[start DATASET EXTRACT]

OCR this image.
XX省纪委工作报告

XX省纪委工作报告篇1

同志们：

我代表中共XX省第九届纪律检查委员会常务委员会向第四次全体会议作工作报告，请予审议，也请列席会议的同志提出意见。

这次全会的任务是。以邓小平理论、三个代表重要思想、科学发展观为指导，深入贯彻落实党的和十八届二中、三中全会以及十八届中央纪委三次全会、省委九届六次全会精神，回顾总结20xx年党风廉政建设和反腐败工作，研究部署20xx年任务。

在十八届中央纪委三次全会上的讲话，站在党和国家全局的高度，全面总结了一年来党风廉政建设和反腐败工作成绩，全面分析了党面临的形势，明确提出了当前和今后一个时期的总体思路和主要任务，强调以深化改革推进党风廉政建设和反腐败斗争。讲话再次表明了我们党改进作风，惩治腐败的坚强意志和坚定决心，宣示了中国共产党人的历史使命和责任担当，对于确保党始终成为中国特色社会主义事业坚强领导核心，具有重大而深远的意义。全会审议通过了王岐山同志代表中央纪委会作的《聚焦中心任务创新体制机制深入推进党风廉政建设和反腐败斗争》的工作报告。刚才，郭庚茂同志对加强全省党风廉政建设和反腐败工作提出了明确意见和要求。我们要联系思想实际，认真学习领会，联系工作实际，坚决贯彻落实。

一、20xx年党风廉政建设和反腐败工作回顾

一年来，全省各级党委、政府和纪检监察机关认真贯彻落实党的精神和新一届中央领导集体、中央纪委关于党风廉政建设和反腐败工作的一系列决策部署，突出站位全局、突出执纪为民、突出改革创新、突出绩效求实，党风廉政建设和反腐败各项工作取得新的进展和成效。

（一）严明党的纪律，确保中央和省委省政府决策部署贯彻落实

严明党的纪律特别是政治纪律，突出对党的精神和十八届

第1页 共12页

[end DATASET EXTRACT]

- _TO DO_: Return the listing above word for word.

- _SOLVED EXERCISE_:
OCR this image.
XX省纪委工作报告

XX省纪委工作报告篇1

同志们：

我代表中共XX省第九届纪律检查委员会常务委员会向第四次全体会议作工作报告，请予审议，也请列席会议的同志提出意见。

这次全会的任务是。以邓小平理论、三个代表重要思想、科学发展观为指导，深入贯彻落实党的和十八届二中、三中全会以及十八届中央纪委三次全会、省委九届六次全会精神，回顾总结20xx年党风廉政建设和反腐败工作，研究部署20xx年任务。

在十八届中央纪委三次全会上的讲话，站在党和国家全局的高度，全面总结了一年来党风廉政建设和反腐败工作成绩，全面分析了党面临的形势，明确提出了当前和今后一个时期的总体思路和主要任务，强调以深化改革推进党风廉政建设和反腐败斗争。讲话再次表明了我们党改进作风，惩治腐败的坚强意志和坚定决心，宣示了中国共产党人的历史使命和责任担当，对于确保党始终成为中国特色社会主义事业坚强领导核心，具有重大而深远的意义。全会审议通过了王岐山同志代表中央纪委会作的《聚焦中心任务创新体制机制深入推进党风廉政建设和反腐败斗争》的工作报告。刚才，郭庚茂同志对加强全省党风廉政建设和反腐败工作提出了明确意见和要求。我们要联系思想实际，认真学习领会，联系工作实际，坚决贯彻落实。

一、20xx年党风廉政建设和反腐败工作回顾

一年来，全省各级党委、政府和纪检监察机关认真贯彻落实党的精神和新一届中央领导集体、中央纪委关于党风廉政建设和反腐败工作的一系列决策部署，突出站位全局、突出执纪为民、突出改革创新、突出绩效求实，党风廉政建设和反腐败各项工作取得新的进展和成效。

（一）严明党的纪律，确保中央和省委省政府决策部署贯彻落实

严明党的纪律特别是政治纪律，突出对党的精神和十八届

第1页 共12页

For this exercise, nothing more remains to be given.